» **TEXT TO READ**:
------------------------
Constructive Memory. Some Proves for its Plausibility. Reasonings

Flush Bulbs memory

As it seems from the experimental results, there is no much correspondence between the confidence and lucidity of remembered flushbulbs memory and their actual authenticity. People blend different memories, overlap time slices and no matter how vivid their memory is, there is no correlation between that vividness and the validity of the flash bulbs.

Flash bulbs recollections are interesting phenomena. Prior emergence of cognitive science and its research their validity has been irrefutable. Nowadays man just ask himself: “If I can not believe to my memory, i.e. to myself, what should believe in?” Well, from the cognitive perspective the answer would be: “Trust in the experimental data and statistics” – not very consoling answer, is it? …

Episodic memory remembering

As the experimental research shows, the accuracy of memory trace retrieval from the episodic memory is in a literal sense rare exception, but not the rule. If the reproduction of some information is seldom, omission of details, simplifications and generalizations are observed. In the case of frequent reproduction very often the details fall in certain stereotype, memorizing is stable, but again there are generalizations, equalization to well known stereotypes, inherent to ones culture, understandings, moral, intellect and so on. When the information is new for the subject, while recalling, he tends to transform it to known facts. When the information is familiar to the subject, he memorizes it much easier and more accurately. In most cases there is rationalization and reduction of the real data. Names, phrases and events are easily changed so that they appear in forms current within the social group to which the subject belongs. All the transformations, changes, rationalizations, abbreviations and blending occur stronger with the passage of time after the information introducing.
------------------------
» **SUPPLIED INFORMATION**:
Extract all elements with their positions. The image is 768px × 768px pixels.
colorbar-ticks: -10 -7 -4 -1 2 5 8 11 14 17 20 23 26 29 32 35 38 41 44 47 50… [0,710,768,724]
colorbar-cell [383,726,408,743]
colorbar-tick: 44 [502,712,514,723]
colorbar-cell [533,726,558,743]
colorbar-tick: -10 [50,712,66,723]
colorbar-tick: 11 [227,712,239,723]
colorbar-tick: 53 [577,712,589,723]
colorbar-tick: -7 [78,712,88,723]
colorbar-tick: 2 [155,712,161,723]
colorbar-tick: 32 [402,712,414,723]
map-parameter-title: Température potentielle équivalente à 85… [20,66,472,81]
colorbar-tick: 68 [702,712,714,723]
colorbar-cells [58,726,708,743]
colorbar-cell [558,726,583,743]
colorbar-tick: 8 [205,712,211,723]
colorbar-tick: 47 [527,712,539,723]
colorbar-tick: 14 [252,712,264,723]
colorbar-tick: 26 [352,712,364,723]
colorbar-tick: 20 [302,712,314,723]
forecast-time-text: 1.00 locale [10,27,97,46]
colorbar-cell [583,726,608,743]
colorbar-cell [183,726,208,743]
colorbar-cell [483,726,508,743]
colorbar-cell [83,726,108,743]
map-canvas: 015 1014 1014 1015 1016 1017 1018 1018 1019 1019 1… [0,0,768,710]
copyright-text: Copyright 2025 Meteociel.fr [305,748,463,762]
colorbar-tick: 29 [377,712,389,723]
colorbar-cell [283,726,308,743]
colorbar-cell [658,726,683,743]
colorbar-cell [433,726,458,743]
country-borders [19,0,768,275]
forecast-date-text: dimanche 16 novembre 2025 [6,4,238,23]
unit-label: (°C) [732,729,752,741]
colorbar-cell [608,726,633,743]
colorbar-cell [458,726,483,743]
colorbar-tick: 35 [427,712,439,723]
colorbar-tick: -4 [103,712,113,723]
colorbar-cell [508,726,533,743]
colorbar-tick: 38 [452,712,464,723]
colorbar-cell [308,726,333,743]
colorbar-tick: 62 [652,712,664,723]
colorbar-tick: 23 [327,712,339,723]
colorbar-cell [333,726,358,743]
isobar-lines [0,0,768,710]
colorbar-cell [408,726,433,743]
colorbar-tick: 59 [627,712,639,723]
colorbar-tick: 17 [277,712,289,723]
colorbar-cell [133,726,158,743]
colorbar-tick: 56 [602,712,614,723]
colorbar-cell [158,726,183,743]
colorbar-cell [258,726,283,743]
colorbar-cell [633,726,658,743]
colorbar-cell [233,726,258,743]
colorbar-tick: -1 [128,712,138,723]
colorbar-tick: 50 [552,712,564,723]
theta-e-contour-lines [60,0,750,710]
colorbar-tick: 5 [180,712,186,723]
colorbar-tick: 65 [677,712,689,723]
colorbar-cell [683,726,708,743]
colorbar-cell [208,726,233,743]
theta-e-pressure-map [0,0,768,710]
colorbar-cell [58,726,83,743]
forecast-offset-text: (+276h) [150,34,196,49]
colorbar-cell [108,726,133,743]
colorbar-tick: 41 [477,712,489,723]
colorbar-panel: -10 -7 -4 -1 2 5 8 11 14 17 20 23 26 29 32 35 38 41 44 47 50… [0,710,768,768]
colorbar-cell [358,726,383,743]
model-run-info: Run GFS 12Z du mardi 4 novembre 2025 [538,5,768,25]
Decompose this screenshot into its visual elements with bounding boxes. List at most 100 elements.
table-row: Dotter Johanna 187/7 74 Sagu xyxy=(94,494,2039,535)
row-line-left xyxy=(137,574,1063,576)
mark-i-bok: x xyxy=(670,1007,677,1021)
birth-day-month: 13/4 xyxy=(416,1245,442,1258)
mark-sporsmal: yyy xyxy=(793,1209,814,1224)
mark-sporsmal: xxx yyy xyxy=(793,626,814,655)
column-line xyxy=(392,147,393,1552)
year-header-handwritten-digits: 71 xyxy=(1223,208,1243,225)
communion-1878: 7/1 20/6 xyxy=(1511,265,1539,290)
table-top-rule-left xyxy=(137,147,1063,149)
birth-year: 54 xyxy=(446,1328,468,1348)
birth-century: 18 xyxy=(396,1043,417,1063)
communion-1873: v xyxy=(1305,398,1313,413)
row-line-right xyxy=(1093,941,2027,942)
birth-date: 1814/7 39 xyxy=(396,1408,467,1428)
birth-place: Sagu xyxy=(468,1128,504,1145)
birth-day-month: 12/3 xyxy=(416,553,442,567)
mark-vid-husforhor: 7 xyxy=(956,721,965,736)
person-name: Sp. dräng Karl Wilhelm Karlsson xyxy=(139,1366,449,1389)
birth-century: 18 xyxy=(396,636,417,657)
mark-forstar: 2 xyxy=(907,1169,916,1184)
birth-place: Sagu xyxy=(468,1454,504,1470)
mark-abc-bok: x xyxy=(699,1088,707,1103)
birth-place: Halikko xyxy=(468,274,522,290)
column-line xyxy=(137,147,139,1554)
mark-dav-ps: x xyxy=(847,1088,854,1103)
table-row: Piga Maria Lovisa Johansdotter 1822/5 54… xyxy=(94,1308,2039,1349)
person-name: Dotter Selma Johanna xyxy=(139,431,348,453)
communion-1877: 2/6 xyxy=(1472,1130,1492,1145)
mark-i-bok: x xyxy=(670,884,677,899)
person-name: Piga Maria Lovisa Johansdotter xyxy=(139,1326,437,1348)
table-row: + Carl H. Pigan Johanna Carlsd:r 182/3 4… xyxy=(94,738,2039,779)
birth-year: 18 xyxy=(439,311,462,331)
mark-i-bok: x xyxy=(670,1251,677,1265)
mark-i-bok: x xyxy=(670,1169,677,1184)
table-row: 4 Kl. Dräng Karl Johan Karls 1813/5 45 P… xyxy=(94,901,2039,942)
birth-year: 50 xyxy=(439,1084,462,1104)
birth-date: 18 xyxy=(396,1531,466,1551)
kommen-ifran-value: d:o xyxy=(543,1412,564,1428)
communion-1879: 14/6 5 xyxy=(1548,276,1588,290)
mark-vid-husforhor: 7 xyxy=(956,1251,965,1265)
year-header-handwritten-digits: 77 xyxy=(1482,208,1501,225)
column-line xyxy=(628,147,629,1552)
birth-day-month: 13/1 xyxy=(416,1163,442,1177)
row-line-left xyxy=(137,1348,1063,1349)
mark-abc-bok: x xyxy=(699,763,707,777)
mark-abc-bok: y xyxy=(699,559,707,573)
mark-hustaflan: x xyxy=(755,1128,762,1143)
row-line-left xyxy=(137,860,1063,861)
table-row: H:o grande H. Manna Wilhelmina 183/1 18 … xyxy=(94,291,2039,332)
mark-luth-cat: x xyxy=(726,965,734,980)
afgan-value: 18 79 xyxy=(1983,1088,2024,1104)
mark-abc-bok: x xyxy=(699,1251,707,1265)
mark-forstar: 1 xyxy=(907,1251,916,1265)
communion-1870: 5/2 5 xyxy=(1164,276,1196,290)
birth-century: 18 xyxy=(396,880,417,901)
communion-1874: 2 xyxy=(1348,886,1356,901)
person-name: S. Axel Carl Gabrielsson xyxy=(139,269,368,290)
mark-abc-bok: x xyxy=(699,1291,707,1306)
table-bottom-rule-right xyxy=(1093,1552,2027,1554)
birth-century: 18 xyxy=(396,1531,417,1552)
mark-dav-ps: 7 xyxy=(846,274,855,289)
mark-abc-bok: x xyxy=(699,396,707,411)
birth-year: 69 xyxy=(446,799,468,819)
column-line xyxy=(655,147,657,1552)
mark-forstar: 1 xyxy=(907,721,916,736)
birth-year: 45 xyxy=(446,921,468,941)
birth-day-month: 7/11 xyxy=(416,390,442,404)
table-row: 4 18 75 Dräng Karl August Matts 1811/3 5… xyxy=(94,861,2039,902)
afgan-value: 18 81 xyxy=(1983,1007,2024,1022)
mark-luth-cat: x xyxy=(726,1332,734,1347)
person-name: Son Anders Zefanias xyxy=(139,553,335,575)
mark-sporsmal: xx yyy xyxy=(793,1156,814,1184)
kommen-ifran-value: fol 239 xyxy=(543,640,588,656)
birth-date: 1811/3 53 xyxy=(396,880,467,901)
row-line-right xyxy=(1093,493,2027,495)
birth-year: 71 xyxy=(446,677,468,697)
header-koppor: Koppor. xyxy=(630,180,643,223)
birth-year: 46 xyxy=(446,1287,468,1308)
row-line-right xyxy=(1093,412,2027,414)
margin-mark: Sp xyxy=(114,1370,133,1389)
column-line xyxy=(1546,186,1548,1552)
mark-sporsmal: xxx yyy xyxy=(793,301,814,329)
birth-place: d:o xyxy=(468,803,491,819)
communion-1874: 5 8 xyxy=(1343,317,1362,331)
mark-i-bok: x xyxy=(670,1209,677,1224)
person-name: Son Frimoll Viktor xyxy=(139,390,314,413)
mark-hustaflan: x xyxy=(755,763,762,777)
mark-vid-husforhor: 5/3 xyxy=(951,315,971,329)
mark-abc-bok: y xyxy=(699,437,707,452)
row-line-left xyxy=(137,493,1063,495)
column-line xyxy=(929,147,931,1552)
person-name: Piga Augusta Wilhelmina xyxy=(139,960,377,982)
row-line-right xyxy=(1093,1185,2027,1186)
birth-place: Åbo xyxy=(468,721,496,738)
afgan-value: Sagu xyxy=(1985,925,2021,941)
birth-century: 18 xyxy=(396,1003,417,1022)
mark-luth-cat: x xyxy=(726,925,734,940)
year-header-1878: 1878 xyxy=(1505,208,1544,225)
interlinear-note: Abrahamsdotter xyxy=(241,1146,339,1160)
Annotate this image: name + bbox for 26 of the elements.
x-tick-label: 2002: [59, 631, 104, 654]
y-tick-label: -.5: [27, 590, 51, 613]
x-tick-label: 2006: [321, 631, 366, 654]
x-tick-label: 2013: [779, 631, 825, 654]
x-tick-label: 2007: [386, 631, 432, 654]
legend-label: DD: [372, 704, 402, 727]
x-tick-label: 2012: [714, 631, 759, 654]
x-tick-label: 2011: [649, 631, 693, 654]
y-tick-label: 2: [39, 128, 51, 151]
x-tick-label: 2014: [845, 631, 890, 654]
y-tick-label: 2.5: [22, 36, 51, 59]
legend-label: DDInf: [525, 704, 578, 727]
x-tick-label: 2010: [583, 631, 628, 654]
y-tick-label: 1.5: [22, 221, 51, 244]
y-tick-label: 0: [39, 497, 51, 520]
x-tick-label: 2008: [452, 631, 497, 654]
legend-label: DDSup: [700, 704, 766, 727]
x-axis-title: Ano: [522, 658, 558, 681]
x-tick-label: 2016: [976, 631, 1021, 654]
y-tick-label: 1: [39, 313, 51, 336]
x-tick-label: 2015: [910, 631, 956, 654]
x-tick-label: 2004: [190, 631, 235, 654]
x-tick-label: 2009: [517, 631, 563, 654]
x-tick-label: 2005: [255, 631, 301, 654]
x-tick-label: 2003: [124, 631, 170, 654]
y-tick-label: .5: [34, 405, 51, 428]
------------------------
» **TO-DO LIST**:
1. In the text on constructive memory, what does the subject tend to do when recalling information that is new to them?
2. Extend the text on constructive memory, picking up after its last sentence.
The entries have nothing to do with the text on constructive memory.

» **RESPONSES FOR EACH TASK**:
1. The subject tends to transform it into known facts.

2.
During remembering one has tendency to transform, to elaborate in the direction of accepted conventional representations. Episodic retrieval leads to simplification of the data, to reducing of the small details to the grosser ones.

What do we actually remember? Do we remember the last three hours in details? Can we reconstruct accurately ever your movement, feeling and thought? No – we can not. Our memory is so fragile and insecure that one seldom can trust it completely.

Associative construction – constructing non presented in the list items by unconscious association

Here the article shows similar to the above stated facts – one tends to transform the memory traces. In the case of associative constructions the subject makes unconscious associations relating different attributes of the information, thus creating non existing new elements and structures.

One example: You are walking in the late evening dask. On the street you see something long and moving. In your mind flashes the notion – this is a snake! When you approach, you realize it was just a little branch, waving from the wind.

Memory illusions, psychoanalytic discoveries and hypnoses as proof for constructive properties of the memory

Most of the previously discussed properties of the constructive memory: blending, transformations, reductions, simplifications, abbreviations, rationalizations, etc. – as a matter of fact might be called memory illusions, because they represent the data distorted as the illusions do.

Psychoanalyses has made great research and reached the same conclusion as the cognitive science – the autobiographic memories are actually highly incorrect and mixed up with fantasies, blending, induced by suggestions memories and interferences (retroactive). Hypnosis could not resolve these problems, as many hoped. Induced through hypnosis memories were to big extent false and had the constructive properties mentioned above.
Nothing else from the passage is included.